## GIVEN EXERCISE:
The required output is a single number: how many lines of the material contain the string "size".

## Dataset records:
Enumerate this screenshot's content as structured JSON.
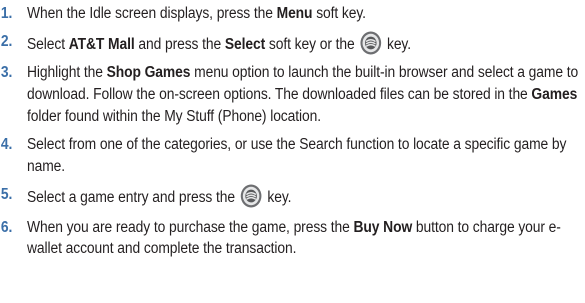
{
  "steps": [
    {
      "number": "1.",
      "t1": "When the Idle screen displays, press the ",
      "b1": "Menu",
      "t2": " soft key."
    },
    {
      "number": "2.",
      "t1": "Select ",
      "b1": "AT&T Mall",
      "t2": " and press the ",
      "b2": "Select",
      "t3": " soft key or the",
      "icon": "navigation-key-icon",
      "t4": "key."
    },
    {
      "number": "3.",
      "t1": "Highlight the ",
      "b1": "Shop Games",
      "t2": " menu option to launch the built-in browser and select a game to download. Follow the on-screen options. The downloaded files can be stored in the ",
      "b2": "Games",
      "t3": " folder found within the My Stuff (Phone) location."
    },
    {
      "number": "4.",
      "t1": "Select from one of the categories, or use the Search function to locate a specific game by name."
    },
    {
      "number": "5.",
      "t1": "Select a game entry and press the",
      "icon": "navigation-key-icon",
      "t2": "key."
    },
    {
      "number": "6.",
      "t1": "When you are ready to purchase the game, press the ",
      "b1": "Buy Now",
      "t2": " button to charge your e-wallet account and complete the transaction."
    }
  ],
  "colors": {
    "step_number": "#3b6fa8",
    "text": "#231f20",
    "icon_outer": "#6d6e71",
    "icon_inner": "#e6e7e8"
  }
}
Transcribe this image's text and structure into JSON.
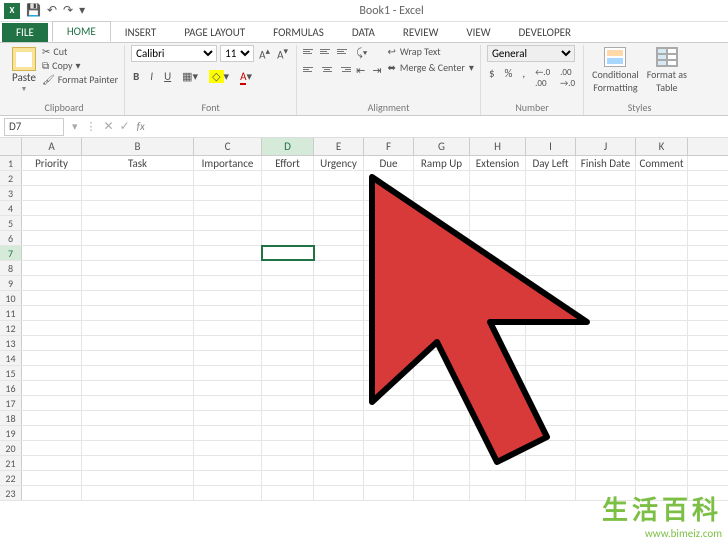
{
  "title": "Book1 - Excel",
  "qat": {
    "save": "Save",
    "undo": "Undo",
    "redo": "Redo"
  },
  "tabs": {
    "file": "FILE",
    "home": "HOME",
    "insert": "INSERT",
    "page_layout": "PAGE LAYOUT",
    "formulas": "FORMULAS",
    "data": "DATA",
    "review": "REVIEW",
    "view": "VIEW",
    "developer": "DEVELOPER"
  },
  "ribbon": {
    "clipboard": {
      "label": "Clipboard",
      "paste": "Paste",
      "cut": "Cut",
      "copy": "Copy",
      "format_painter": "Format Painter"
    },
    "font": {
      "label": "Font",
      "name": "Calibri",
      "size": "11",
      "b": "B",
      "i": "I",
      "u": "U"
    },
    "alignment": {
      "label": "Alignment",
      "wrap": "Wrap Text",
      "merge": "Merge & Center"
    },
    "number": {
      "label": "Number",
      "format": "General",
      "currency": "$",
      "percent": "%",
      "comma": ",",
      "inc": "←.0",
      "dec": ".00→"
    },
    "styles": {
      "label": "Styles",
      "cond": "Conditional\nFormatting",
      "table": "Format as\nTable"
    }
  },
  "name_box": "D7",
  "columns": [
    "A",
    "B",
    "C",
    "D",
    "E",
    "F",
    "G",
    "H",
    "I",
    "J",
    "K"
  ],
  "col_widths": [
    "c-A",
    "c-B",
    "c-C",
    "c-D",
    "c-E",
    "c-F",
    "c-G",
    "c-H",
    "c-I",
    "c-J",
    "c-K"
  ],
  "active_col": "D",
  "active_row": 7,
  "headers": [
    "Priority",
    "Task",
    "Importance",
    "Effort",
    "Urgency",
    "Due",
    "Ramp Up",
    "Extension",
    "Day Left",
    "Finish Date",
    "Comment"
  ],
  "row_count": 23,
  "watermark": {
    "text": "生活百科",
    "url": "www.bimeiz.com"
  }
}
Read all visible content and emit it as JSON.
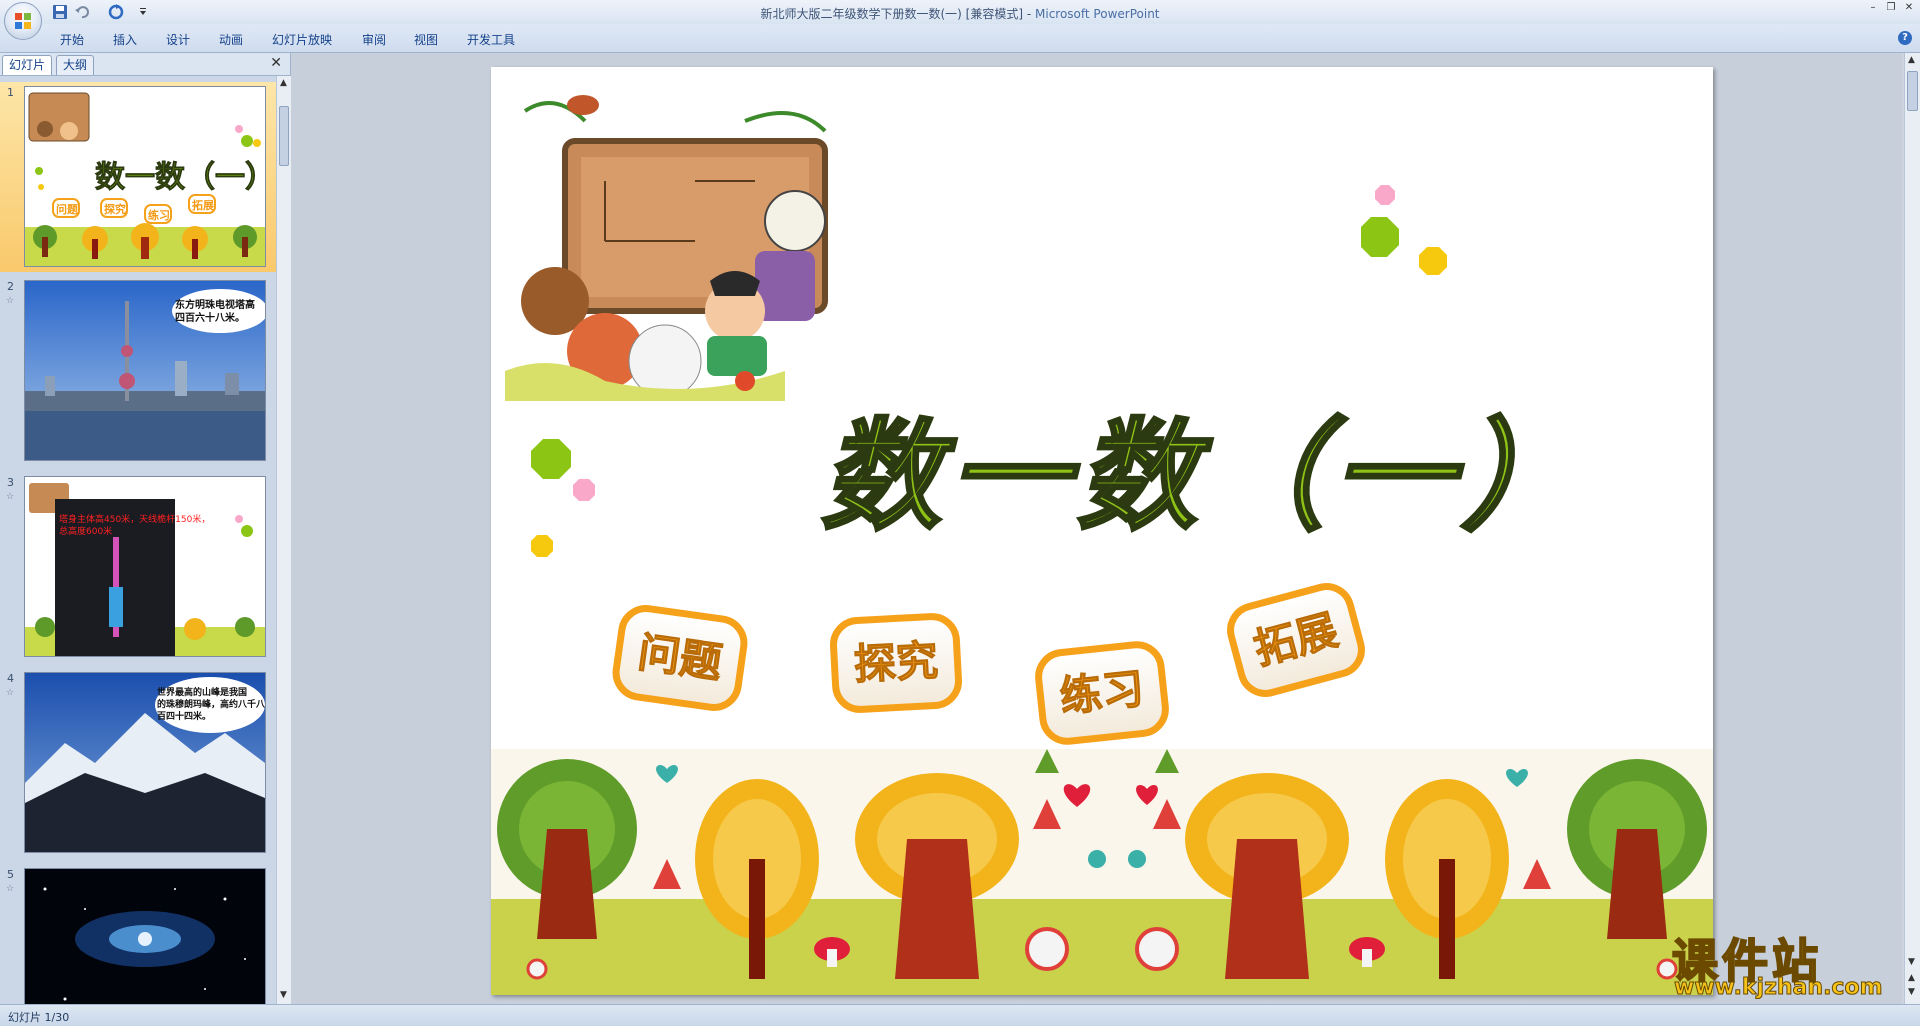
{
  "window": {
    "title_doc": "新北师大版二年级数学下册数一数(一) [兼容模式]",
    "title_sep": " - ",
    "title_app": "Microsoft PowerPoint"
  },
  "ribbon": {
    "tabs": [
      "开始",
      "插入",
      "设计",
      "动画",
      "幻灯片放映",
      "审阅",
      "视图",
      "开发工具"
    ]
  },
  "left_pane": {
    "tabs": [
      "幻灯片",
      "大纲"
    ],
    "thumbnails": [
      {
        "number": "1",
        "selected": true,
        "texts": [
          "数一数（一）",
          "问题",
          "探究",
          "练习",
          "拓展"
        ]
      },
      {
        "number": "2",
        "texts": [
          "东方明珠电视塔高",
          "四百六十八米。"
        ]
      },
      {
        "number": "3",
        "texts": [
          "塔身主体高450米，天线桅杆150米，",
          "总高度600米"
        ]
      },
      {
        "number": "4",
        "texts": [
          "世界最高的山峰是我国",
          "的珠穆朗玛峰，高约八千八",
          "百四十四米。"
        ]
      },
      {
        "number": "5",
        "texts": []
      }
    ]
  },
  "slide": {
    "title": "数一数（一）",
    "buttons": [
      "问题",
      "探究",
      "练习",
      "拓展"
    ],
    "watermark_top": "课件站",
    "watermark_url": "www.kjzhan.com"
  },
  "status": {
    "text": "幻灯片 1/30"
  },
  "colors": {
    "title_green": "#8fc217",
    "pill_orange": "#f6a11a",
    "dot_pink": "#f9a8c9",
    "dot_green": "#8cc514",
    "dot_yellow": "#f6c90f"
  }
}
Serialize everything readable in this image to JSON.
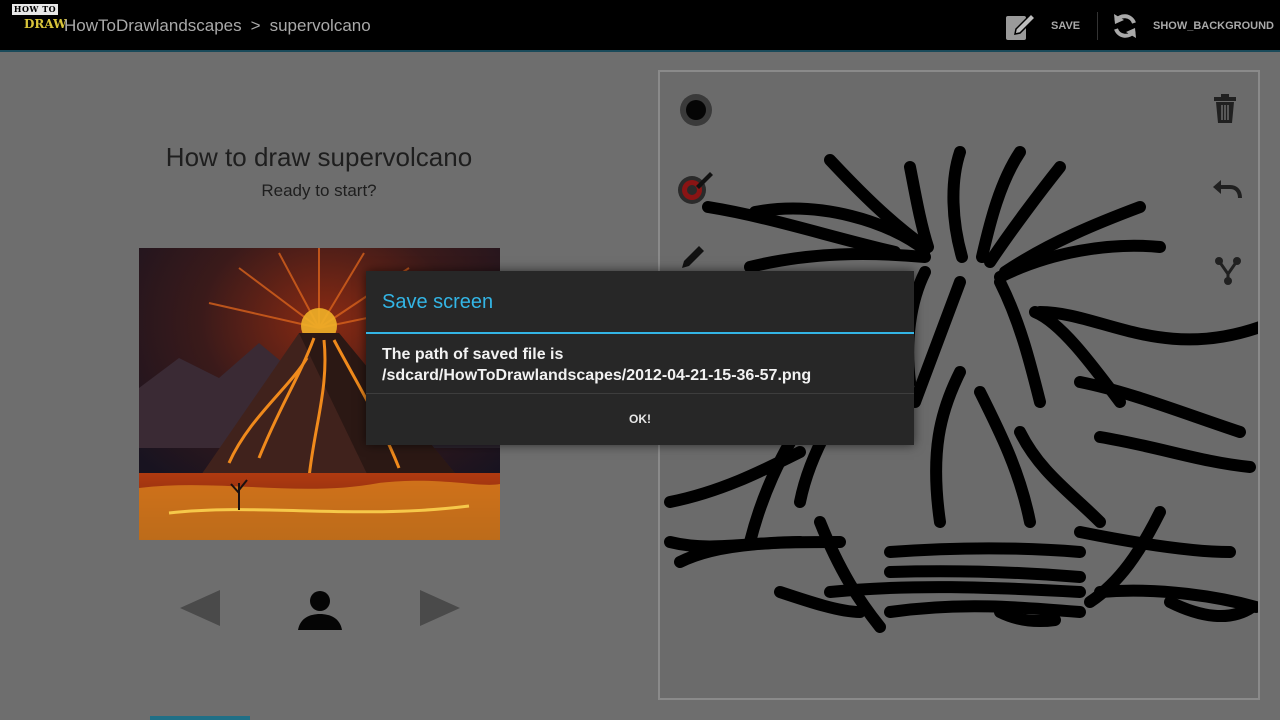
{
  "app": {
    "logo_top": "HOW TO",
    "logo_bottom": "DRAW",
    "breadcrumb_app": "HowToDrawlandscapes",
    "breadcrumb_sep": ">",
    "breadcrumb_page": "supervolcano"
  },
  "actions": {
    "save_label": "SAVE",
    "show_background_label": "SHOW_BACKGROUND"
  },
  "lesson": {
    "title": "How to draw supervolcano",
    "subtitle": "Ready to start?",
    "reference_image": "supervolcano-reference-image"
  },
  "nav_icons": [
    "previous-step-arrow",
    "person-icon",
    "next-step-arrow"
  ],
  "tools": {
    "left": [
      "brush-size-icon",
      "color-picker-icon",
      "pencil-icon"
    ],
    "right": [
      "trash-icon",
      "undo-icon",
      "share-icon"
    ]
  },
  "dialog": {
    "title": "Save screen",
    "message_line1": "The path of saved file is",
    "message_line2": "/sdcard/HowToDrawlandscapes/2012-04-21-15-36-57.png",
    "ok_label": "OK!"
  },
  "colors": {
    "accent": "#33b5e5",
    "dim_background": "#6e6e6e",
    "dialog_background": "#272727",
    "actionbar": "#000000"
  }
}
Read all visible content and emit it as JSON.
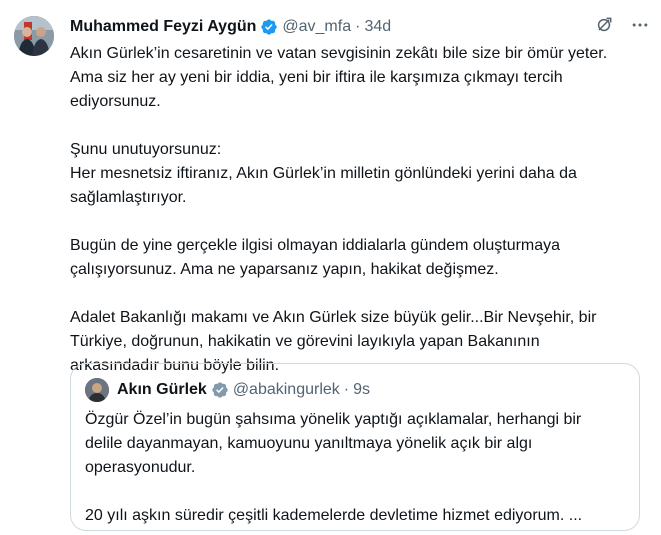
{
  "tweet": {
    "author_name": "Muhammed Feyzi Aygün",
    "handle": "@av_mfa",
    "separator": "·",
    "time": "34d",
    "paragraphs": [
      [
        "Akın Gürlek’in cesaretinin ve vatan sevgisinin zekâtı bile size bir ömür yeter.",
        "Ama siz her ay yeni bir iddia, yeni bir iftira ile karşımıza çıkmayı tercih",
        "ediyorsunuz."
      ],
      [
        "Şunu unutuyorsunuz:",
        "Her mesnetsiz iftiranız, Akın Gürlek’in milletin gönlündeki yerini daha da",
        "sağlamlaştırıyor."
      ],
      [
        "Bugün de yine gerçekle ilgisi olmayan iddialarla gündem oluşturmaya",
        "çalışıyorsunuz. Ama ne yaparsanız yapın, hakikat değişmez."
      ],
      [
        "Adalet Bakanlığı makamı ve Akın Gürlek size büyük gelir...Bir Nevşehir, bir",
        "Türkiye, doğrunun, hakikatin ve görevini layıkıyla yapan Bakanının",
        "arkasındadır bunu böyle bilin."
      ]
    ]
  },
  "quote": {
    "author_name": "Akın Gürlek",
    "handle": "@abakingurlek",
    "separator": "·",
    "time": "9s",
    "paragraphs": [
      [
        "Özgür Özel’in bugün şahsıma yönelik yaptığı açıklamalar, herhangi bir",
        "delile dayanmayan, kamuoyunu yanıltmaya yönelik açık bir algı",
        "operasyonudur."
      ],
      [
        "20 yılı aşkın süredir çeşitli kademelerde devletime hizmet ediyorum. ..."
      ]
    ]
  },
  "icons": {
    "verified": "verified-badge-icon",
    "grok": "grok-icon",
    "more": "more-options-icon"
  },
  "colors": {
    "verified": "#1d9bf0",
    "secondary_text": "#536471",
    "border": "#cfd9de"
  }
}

## WRITTEN ANSWER:
4